Each entry that follows is to be retyped exactly. Pictures do not belong in the copy.
════════════════
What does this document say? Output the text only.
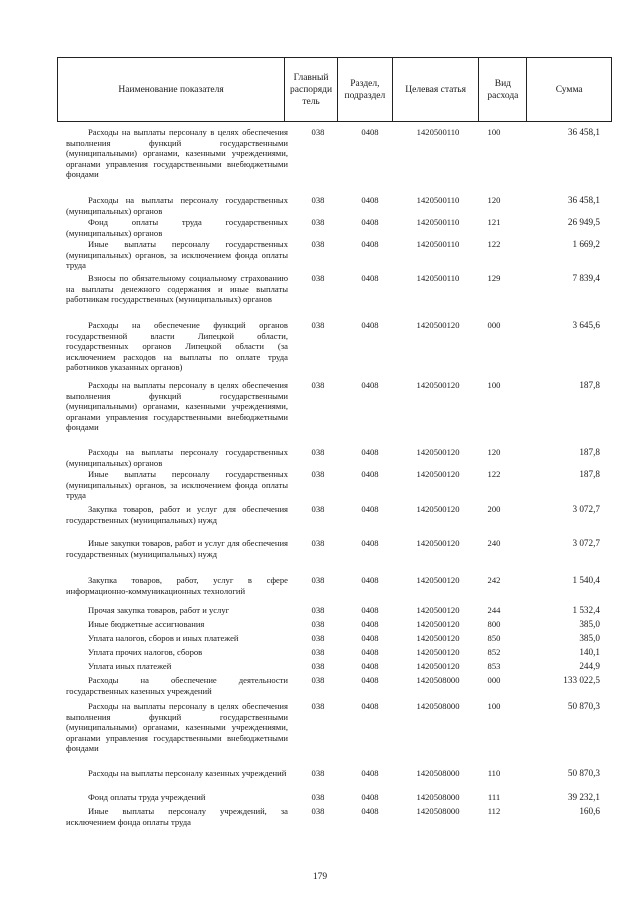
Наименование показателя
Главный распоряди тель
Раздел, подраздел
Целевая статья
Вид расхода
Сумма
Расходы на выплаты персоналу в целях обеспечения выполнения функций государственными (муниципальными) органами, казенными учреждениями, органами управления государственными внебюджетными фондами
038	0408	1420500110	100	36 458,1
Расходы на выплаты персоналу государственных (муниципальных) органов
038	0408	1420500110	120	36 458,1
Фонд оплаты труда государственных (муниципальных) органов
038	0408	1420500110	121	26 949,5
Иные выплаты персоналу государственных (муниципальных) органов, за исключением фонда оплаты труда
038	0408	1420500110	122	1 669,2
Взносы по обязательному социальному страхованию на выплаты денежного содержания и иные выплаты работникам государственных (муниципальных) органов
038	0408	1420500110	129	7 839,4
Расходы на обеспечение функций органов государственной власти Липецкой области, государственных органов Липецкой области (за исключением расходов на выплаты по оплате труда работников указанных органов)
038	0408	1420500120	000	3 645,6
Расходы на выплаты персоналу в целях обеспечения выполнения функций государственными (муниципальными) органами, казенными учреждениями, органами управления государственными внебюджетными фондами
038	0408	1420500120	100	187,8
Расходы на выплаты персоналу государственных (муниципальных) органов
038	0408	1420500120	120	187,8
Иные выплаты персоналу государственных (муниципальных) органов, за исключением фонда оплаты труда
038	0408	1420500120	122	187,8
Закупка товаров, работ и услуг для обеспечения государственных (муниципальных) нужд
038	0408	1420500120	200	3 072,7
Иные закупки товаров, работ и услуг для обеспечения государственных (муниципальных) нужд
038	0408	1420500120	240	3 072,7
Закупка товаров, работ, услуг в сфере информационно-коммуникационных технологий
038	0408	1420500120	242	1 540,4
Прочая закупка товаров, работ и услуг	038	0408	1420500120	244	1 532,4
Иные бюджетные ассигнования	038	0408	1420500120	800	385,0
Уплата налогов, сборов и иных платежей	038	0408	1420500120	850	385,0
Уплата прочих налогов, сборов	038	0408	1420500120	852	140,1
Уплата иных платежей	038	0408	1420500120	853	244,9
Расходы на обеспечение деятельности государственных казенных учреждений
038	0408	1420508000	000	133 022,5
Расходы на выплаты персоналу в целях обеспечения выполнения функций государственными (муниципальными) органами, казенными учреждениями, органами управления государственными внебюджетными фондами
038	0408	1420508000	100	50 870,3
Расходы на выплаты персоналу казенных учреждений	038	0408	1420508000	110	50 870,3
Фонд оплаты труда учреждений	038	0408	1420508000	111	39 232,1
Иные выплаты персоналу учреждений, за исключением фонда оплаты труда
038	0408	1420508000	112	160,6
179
════════════════
* _RESPONSE TO THE EXERCISE_:
What does this document say? Output the text only.
Наименование показателя
Главный распоряди тель
Раздел, подраздел
Целевая статья
Вид расхода
Сумма
Расходы на выплаты персоналу в целях обеспечения выполнения функций государственными (муниципальными) органами, казенными учреждениями, органами управления государственными внебюджетными фондами
038	0408	1420500110	100	36 458,1
Расходы на выплаты персоналу государственных (муниципальных) органов
038	0408	1420500110	120	36 458,1
Фонд оплаты труда государственных (муниципальных) органов
038	0408	1420500110	121	26 949,5
Иные выплаты персоналу государственных (муниципальных) органов, за исключением фонда оплаты труда
038	0408	1420500110	122	1 669,2
Взносы по обязательному социальному страхованию на выплаты денежного содержания и иные выплаты работникам государственных (муниципальных) органов
038	0408	1420500110	129	7 839,4
Расходы на обеспечение функций органов государственной власти Липецкой области, государственных органов Липецкой области (за исключением расходов на выплаты по оплате труда работников указанных органов)
038	0408	1420500120	000	3 645,6
Расходы на выплаты персоналу в целях обеспечения выполнения функций государственными (муниципальными) органами, казенными учреждениями, органами управления государственными внебюджетными фондами
038	0408	1420500120	100	187,8
Расходы на выплаты персоналу государственных (муниципальных) органов
038	0408	1420500120	120	187,8
Иные выплаты персоналу государственных (муниципальных) органов, за исключением фонда оплаты труда
038	0408	1420500120	122	187,8
Закупка товаров, работ и услуг для обеспечения государственных (муниципальных) нужд
038	0408	1420500120	200	3 072,7
Иные закупки товаров, работ и услуг для обеспечения государственных (муниципальных) нужд
038	0408	1420500120	240	3 072,7
Закупка товаров, работ, услуг в сфере информационно-коммуникационных технологий
038	0408	1420500120	242	1 540,4
Прочая закупка товаров, работ и услуг	038	0408	1420500120	244	1 532,4
Иные бюджетные ассигнования	038	0408	1420500120	800	385,0
Уплата налогов, сборов и иных платежей	038	0408	1420500120	850	385,0
Уплата прочих налогов, сборов	038	0408	1420500120	852	140,1
Уплата иных платежей	038	0408	1420500120	853	244,9
Расходы на обеспечение деятельности государственных казенных учреждений
038	0408	1420508000	000	133 022,5
Расходы на выплаты персоналу в целях обеспечения выполнения функций государственными (муниципальными) органами, казенными учреждениями, органами управления государственными внебюджетными фондами
038	0408	1420508000	100	50 870,3
Расходы на выплаты персоналу казенных учреждений	038	0408	1420508000	110	50 870,3
Фонд оплаты труда учреждений	038	0408	1420508000	111	39 232,1
Иные выплаты персоналу учреждений, за исключением фонда оплаты труда
038	0408	1420508000	112	160,6
179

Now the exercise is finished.